* [Directions] Write out the complete material exactly as it stands.

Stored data
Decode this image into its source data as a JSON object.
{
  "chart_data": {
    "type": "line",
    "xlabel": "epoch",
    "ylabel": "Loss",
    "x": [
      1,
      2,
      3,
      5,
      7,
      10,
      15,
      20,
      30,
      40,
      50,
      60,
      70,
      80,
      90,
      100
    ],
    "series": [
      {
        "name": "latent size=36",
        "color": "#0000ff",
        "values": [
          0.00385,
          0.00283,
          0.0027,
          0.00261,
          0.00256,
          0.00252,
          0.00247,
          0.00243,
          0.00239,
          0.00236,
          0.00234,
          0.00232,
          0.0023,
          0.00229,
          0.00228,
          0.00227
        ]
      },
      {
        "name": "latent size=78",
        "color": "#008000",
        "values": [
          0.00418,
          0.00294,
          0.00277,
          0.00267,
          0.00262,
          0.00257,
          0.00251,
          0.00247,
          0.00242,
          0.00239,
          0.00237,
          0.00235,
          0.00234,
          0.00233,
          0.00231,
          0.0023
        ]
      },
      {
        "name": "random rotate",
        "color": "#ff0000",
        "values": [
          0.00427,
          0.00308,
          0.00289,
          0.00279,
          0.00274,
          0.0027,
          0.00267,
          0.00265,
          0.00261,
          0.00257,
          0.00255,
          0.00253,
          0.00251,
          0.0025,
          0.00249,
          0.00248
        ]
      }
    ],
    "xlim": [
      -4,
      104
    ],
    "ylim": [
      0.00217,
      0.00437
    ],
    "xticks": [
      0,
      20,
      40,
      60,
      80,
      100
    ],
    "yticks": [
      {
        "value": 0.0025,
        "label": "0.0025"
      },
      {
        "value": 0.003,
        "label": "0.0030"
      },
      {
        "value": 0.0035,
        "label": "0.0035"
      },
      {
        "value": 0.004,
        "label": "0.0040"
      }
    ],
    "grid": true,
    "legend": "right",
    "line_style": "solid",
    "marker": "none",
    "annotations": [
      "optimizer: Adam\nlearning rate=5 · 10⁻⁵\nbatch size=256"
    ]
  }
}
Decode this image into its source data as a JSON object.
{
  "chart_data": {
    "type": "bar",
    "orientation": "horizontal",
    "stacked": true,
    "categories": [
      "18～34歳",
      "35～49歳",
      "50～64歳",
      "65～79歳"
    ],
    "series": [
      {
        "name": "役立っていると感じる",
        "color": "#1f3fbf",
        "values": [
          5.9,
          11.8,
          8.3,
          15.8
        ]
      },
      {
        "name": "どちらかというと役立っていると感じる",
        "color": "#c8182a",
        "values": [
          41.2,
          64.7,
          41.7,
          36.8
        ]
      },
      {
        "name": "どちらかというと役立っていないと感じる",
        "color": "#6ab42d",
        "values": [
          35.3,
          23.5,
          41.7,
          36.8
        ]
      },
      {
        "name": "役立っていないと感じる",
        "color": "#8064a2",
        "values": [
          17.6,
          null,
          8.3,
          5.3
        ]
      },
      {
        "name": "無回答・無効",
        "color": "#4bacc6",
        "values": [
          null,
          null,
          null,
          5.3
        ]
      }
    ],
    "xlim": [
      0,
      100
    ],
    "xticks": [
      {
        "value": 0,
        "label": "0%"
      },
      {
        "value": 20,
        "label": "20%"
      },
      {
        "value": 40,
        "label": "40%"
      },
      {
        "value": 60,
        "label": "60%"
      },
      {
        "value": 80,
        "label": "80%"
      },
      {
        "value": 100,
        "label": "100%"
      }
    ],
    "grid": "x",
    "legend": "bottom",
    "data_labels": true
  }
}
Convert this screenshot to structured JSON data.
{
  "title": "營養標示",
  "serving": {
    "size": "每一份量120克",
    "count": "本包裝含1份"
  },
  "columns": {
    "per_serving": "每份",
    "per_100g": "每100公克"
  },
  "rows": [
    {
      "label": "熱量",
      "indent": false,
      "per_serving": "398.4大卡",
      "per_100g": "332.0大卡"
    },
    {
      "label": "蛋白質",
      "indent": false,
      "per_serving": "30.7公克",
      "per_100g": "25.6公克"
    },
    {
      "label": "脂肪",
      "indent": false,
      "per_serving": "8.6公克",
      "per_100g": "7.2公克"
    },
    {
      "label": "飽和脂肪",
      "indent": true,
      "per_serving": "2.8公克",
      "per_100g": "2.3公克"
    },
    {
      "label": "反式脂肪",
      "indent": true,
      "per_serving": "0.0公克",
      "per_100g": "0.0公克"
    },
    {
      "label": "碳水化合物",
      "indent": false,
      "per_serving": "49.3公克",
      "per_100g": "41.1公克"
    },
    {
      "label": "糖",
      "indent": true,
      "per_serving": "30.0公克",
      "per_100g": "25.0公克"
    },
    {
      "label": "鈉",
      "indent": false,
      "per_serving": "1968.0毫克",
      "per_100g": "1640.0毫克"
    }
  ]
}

* [Output of the task]
Decode this image into its source data as a JSON object.
{
  "chart_data": {
    "type": "line",
    "xlabel": "epoch",
    "ylabel": "Loss",
    "x": [
      1,
      2,
      3,
      5,
      7,
      10,
      15,
      20,
      30,
      40,
      50,
      60,
      70,
      80,
      90,
      100
    ],
    "series": [
      {
        "name": "latent size=36",
        "color": "#0000ff",
        "values": [
          0.00385,
          0.00283,
          0.0027,
          0.00261,
          0.00256,
          0.00252,
          0.00247,
          0.00243,
          0.00239,
          0.00236,
          0.00234,
          0.00232,
          0.0023,
          0.00229,
          0.00228,
          0.00227
        ]
      },
      {
        "name": "latent size=78",
        "color": "#008000",
        "values": [
          0.00418,
          0.00294,
          0.00277,
          0.00267,
          0.00262,
          0.00257,
          0.00251,
          0.00247,
          0.00242,
          0.00239,
          0.00237,
          0.00235,
          0.00234,
          0.00233,
          0.00231,
          0.0023
        ]
      },
      {
        "name": "random rotate",
        "color": "#ff0000",
        "values": [
          0.00427,
          0.00308,
          0.00289,
          0.00279,
          0.00274,
          0.0027,
          0.00267,
          0.00265,
          0.00261,
          0.00257,
          0.00255,
          0.00253,
          0.00251,
          0.0025,
          0.00249,
          0.00248
        ]
      }
    ],
    "xlim": [
      -4,
      104
    ],
    "ylim": [
      0.00217,
      0.00437
    ],
    "xticks": [
      0,
      20,
      40,
      60,
      80,
      100
    ],
    "yticks": [
      {
        "value": 0.0025,
        "label": "0.0025"
      },
      {
        "value": 0.003,
        "label": "0.0030"
      },
      {
        "value": 0.0035,
        "label": "0.0035"
      },
      {
        "value": 0.004,
        "label": "0.0040"
      }
    ],
    "grid": true,
    "legend": "right",
    "line_style": "solid",
    "marker": "none",
    "annotations": [
      "optimizer: Adam\nlearning rate=5 · 10⁻⁵\nbatch size=256"
    ]
  }
}
Decode this image into its source data as a JSON object.
{
  "chart_data": {
    "type": "bar",
    "orientation": "horizontal",
    "stacked": true,
    "categories": [
      "18～34歳",
      "35～49歳",
      "50～64歳",
      "65～79歳"
    ],
    "series": [
      {
        "name": "役立っていると感じる",
        "color": "#1f3fbf",
        "values": [
          5.9,
          11.8,
          8.3,
          15.8
        ]
      },
      {
        "name": "どちらかというと役立っていると感じる",
        "color": "#c8182a",
        "values": [
          41.2,
          64.7,
          41.7,
          36.8
        ]
      },
      {
        "name": "どちらかというと役立っていないと感じる",
        "color": "#6ab42d",
        "values": [
          35.3,
          23.5,
          41.7,
          36.8
        ]
      },
      {
        "name": "役立っていないと感じる",
        "color": "#8064a2",
        "values": [
          17.6,
          null,
          8.3,
          5.3
        ]
      },
      {
        "name": "無回答・無効",
        "color": "#4bacc6",
        "values": [
          null,
          null,
          null,
          5.3
        ]
      }
    ],
    "xlim": [
      0,
      100
    ],
    "xticks": [
      {
        "value": 0,
        "label": "0%"
      },
      {
        "value": 20,
        "label": "20%"
      },
      {
        "value": 40,
        "label": "40%"
      },
      {
        "value": 60,
        "label": "60%"
      },
      {
        "value": 80,
        "label": "80%"
      },
      {
        "value": 100,
        "label": "100%"
      }
    ],
    "grid": "x",
    "legend": "bottom",
    "data_labels": true
  }
}
Convert this screenshot to structured JSON data.
{
  "title": "營養標示",
  "serving": {
    "size": "每一份量120克",
    "count": "本包裝含1份"
  },
  "columns": {
    "per_serving": "每份",
    "per_100g": "每100公克"
  },
  "rows": [
    {
      "label": "熱量",
      "indent": false,
      "per_serving": "398.4大卡",
      "per_100g": "332.0大卡"
    },
    {
      "label": "蛋白質",
      "indent": false,
      "per_serving": "30.7公克",
      "per_100g": "25.6公克"
    },
    {
      "label": "脂肪",
      "indent": false,
      "per_serving": "8.6公克",
      "per_100g": "7.2公克"
    },
    {
      "label": "飽和脂肪",
      "indent": true,
      "per_serving": "2.8公克",
      "per_100g": "2.3公克"
    },
    {
      "label": "反式脂肪",
      "indent": true,
      "per_serving": "0.0公克",
      "per_100g": "0.0公克"
    },
    {
      "label": "碳水化合物",
      "indent": false,
      "per_serving": "49.3公克",
      "per_100g": "41.1公克"
    },
    {
      "label": "糖",
      "indent": true,
      "per_serving": "30.0公克",
      "per_100g": "25.0公克"
    },
    {
      "label": "鈉",
      "indent": false,
      "per_serving": "1968.0毫克",
      "per_100g": "1640.0毫克"
    }
  ]
}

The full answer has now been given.